• Brief: What follows is a listing. Return every line of it exactly.

• Listed records:

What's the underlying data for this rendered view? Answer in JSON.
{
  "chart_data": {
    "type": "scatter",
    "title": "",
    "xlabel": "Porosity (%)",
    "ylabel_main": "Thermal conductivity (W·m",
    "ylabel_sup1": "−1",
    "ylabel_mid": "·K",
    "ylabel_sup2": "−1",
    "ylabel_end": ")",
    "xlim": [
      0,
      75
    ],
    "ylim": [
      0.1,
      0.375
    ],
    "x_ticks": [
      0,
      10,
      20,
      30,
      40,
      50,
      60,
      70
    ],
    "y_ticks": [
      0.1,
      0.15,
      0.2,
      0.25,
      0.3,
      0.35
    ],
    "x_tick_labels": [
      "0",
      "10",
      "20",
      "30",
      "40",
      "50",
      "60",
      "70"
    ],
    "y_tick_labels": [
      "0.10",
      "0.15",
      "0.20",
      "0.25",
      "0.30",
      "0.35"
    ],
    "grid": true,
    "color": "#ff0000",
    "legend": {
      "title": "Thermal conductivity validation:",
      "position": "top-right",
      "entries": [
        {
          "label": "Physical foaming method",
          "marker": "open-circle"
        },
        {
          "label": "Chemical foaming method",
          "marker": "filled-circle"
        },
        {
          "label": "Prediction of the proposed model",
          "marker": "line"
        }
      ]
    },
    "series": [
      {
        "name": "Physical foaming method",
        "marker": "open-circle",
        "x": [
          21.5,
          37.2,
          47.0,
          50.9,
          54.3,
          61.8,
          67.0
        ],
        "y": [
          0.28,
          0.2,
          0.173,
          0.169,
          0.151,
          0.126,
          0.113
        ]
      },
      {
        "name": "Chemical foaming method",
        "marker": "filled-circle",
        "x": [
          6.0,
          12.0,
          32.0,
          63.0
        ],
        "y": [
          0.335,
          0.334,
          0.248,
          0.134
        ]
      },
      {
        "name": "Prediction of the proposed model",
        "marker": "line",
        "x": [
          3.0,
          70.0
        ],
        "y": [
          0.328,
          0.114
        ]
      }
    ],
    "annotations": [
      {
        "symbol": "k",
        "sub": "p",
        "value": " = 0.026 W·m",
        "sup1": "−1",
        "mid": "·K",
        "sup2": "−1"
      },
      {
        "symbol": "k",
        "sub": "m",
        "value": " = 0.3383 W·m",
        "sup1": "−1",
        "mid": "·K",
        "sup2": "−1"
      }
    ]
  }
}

• The reply:
What's the underlying data for this rendered view? Answer in JSON.
{
  "chart_data": {
    "type": "scatter",
    "title": "",
    "xlabel": "Porosity (%)",
    "ylabel_main": "Thermal conductivity (W·m",
    "ylabel_sup1": "−1",
    "ylabel_mid": "·K",
    "ylabel_sup2": "−1",
    "ylabel_end": ")",
    "xlim": [
      0,
      75
    ],
    "ylim": [
      0.1,
      0.375
    ],
    "x_ticks": [
      0,
      10,
      20,
      30,
      40,
      50,
      60,
      70
    ],
    "y_ticks": [
      0.1,
      0.15,
      0.2,
      0.25,
      0.3,
      0.35
    ],
    "x_tick_labels": [
      "0",
      "10",
      "20",
      "30",
      "40",
      "50",
      "60",
      "70"
    ],
    "y_tick_labels": [
      "0.10",
      "0.15",
      "0.20",
      "0.25",
      "0.30",
      "0.35"
    ],
    "grid": true,
    "color": "#ff0000",
    "legend": {
      "title": "Thermal conductivity validation:",
      "position": "top-right",
      "entries": [
        {
          "label": "Physical foaming method",
          "marker": "open-circle"
        },
        {
          "label": "Chemical foaming method",
          "marker": "filled-circle"
        },
        {
          "label": "Prediction of the proposed model",
          "marker": "line"
        }
      ]
    },
    "series": [
      {
        "name": "Physical foaming method",
        "marker": "open-circle",
        "x": [
          21.5,
          37.2,
          47.0,
          50.9,
          54.3,
          61.8,
          67.0
        ],
        "y": [
          0.28,
          0.2,
          0.173,
          0.169,
          0.151,
          0.126,
          0.113
        ]
      },
      {
        "name": "Chemical foaming method",
        "marker": "filled-circle",
        "x": [
          6.0,
          12.0,
          32.0,
          63.0
        ],
        "y": [
          0.335,
          0.334,
          0.248,
          0.134
        ]
      },
      {
        "name": "Prediction of the proposed model",
        "marker": "line",
        "x": [
          3.0,
          70.0
        ],
        "y": [
          0.328,
          0.114
        ]
      }
    ],
    "annotations": [
      {
        "symbol": "k",
        "sub": "p",
        "value": " = 0.026 W·m",
        "sup1": "−1",
        "mid": "·K",
        "sup2": "−1"
      },
      {
        "symbol": "k",
        "sub": "m",
        "value": " = 0.3383 W·m",
        "sup1": "−1",
        "mid": "·K",
        "sup2": "−1"
      }
    ]
  }
}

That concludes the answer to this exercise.